- _Given instruction 1_: Reproduce the whole chapter on finding the hubs in a knowledge graph, with no changes.

Finding the Hubs¶
Part 3: Exploring Your Knowledge Graph | Chapter 5 of 6
Prerequisites: Chapters 3.1 through 3.4 Time: ~20 minutes
Quick Recap¶
Last chapter, you used WHERE NOT EXISTS and existential subqueries to find the orphans: 8 concepts with zero connections, sitting in the graph doing nothing. You also learned to count each concept's connections with COUNT { MATCH ... }, which gave you a rough sense of who's busy and who's lonely.
That counting trick brought up an obvious question. Let's answer it.
Pop Quiz¶
What's the most connected concept in your Chapter 5 graph?
You'd guess Encapsulation, right? It's literally the chapter title. The whole chapter is organized around it. Every other concept exists in service of Encapsulation.
Let's find out.
Counting Every Concept's Connections¶
Start simple. For each concept, count how many relationships touch it (in any direction), and sort by that count:
MATCH (c:Concept)-[r]-()
RETURN c.name, count(r) AS connections
ORDER BY connections DESC
LIMIT 10
Result:
| c.name | connections |
|---|---|
| Properties | 23 |
| Encapsulation | 8 |
| Access Control | 7 |
| Getters | 7 |
| Dangerous Setters | 6 |
| Validation | 6 |
| Class Invariant | 5 |
| Setter Method | 5 |
| Invalid State | 5 |
| Data Hiding | 4 |

Read that table again. Slowly.
Properties: 23 connections.
Encapsulation: 8.
That's not close. Properties has nearly three times the connections of the chapter's own title concept.
Wait, seriously?
Yes. The most connected concept in a chapter about Encapsulation is not Encapsulation. Keep reading.
The Concept Everything Connects To¶
Before we figure out why, let's confirm. Pull just the top result:
MATCH (c:Concept)-[r]-()
RETURN c.name, count(r) AS connections
ORDER BY connections DESC
LIMIT 1
Result:
| c.name | connections |
|---|---|
| Properties | 23 |
Properties. Not even close.

- _Material supplied_:
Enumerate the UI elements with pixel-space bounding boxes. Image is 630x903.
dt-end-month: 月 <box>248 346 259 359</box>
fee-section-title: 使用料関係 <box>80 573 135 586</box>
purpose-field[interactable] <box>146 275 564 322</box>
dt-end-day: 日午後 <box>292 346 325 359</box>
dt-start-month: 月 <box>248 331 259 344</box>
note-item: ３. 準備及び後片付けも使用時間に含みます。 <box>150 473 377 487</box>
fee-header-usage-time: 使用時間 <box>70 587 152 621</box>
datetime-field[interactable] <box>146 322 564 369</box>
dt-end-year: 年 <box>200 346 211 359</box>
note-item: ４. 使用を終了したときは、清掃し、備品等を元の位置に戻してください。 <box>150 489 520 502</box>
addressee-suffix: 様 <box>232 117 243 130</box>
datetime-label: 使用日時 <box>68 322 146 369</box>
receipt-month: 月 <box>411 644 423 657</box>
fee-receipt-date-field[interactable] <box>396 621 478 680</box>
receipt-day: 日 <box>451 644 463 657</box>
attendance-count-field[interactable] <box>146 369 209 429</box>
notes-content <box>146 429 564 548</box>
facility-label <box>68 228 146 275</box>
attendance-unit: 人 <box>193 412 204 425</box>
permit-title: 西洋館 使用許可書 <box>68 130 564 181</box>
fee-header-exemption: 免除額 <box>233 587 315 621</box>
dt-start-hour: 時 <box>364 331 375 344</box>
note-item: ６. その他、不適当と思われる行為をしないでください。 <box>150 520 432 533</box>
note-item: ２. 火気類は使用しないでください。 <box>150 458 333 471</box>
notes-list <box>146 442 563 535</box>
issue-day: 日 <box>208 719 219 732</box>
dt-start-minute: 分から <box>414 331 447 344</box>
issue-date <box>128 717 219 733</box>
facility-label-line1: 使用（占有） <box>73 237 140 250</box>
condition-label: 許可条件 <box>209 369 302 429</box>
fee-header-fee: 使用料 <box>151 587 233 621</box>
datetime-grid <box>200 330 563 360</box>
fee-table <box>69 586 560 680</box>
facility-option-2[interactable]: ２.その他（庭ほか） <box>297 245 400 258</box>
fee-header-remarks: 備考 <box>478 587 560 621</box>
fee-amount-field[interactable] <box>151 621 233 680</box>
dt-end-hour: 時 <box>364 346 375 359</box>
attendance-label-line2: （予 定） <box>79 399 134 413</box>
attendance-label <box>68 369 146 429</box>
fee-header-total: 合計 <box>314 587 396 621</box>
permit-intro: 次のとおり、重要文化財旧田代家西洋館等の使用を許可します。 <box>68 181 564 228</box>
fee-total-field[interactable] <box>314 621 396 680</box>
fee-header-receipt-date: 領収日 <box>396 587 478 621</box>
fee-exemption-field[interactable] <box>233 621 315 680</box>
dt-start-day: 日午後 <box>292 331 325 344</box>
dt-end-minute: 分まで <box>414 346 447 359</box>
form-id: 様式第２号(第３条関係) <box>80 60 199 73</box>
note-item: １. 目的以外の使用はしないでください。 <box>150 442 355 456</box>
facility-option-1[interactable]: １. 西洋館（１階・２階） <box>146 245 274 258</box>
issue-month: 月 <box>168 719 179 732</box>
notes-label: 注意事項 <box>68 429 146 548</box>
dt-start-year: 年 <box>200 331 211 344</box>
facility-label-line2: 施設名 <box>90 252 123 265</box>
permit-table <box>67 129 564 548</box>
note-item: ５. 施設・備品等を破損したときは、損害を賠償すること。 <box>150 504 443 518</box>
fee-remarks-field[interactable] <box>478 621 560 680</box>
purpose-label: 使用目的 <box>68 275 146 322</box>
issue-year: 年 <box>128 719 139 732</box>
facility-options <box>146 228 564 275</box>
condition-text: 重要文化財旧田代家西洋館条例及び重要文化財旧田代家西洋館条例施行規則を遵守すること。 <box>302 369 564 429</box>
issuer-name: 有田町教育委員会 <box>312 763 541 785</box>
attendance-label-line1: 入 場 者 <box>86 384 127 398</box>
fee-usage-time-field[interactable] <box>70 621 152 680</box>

- _Given instruction 2_: Rewrite the records starting at their first line and ending at the line that contains "fee-header-remarks: 備考 <box>478", replacing "note-item" with "notice-item" and leaving the rest untouched. Return only those lines.

- _Answer 1_:
Finding the Hubs¶
Part 3: Exploring Your Knowledge Graph | Chapter 5 of 6
Prerequisites: Chapters 3.1 through 3.4 Time: ~20 minutes
Quick Recap¶
Last chapter, you used WHERE NOT EXISTS and existential subqueries to find the orphans: 8 concepts with zero connections, sitting in the graph doing nothing. You also learned to count each concept's connections with COUNT { MATCH ... }, which gave you a rough sense of who's busy and who's lonely.
That counting trick brought up an obvious question. Let's answer it.
Pop Quiz¶
What's the most connected concept in your Chapter 5 graph?
You'd guess Encapsulation, right? It's literally the chapter title. The whole chapter is organized around it. Every other concept exists in service of Encapsulation.
Let's find out.
Counting Every Concept's Connections¶
Start simple. For each concept, count how many relationships touch it (in any direction), and sort by that count:
MATCH (c:Concept)-[r]-()
RETURN c.name, count(r) AS connections
ORDER BY connections DESC
LIMIT 10
Result:
| c.name | connections |
|---|---|
| Properties | 23 |
| Encapsulation | 8 |
| Access Control | 7 |
| Getters | 7 |
| Dangerous Setters | 6 |
| Validation | 6 |
| Class Invariant | 5 |
| Setter Method | 5 |
| Invalid State | 5 |
| Data Hiding | 4 |

Read that table again. Slowly.
Properties: 23 connections.
Encapsulation: 8.
That's not close. Properties has nearly three times the connections of the chapter's own title concept.
Wait, seriously?
Yes. The most connected concept in a chapter about Encapsulation is not Encapsulation. Keep reading.
The Concept Everything Connects To¶
Before we figure out why, let's confirm. Pull just the top result:
MATCH (c:Concept)-[r]-()
RETURN c.name, count(r) AS connections
ORDER BY connections DESC
LIMIT 1
Result:
| c.name | connections |
|---|---|
| Properties | 23 |
Properties. Not even close.

- _Answer 2_:
Enumerate the UI elements with pixel-space bounding boxes. Image is 630x903.
dt-end-month: 月 <box>248 346 259 359</box>
fee-section-title: 使用料関係 <box>80 573 135 586</box>
purpose-field[interactable] <box>146 275 564 322</box>
dt-end-day: 日午後 <box>292 346 325 359</box>
dt-start-month: 月 <box>248 331 259 344</box>
notice-item: ３. 準備及び後片付けも使用時間に含みます。 <box>150 473 377 487</box>
fee-header-usage-time: 使用時間 <box>70 587 152 621</box>
datetime-field[interactable] <box>146 322 564 369</box>
dt-end-year: 年 <box>200 346 211 359</box>
notice-item: ４. 使用を終了したときは、清掃し、備品等を元の位置に戻してください。 <box>150 489 520 502</box>
addressee-suffix: 様 <box>232 117 243 130</box>
datetime-label: 使用日時 <box>68 322 146 369</box>
receipt-month: 月 <box>411 644 423 657</box>
fee-receipt-date-field[interactable] <box>396 621 478 680</box>
receipt-day: 日 <box>451 644 463 657</box>
attendance-count-field[interactable] <box>146 369 209 429</box>
notes-content <box>146 429 564 548</box>
facility-label <box>68 228 146 275</box>
attendance-unit: 人 <box>193 412 204 425</box>
permit-title: 西洋館 使用許可書 <box>68 130 564 181</box>
fee-header-exemption: 免除額 <box>233 587 315 621</box>
dt-start-hour: 時 <box>364 331 375 344</box>
notice-item: ６. その他、不適当と思われる行為をしないでください。 <box>150 520 432 533</box>
notice-item: ２. 火気類は使用しないでください。 <box>150 458 333 471</box>
notes-list <box>146 442 563 535</box>
issue-day: 日 <box>208 719 219 732</box>
dt-start-minute: 分から <box>414 331 447 344</box>
issue-date <box>128 717 219 733</box>
facility-label-line1: 使用（占有） <box>73 237 140 250</box>
condition-label: 許可条件 <box>209 369 302 429</box>
fee-header-fee: 使用料 <box>151 587 233 621</box>
datetime-grid <box>200 330 563 360</box>
fee-table <box>69 586 560 680</box>
facility-option-2[interactable]: ２.その他（庭ほか） <box>297 245 400 258</box>
fee-header-remarks: 備考 <box>478 587 560 621</box>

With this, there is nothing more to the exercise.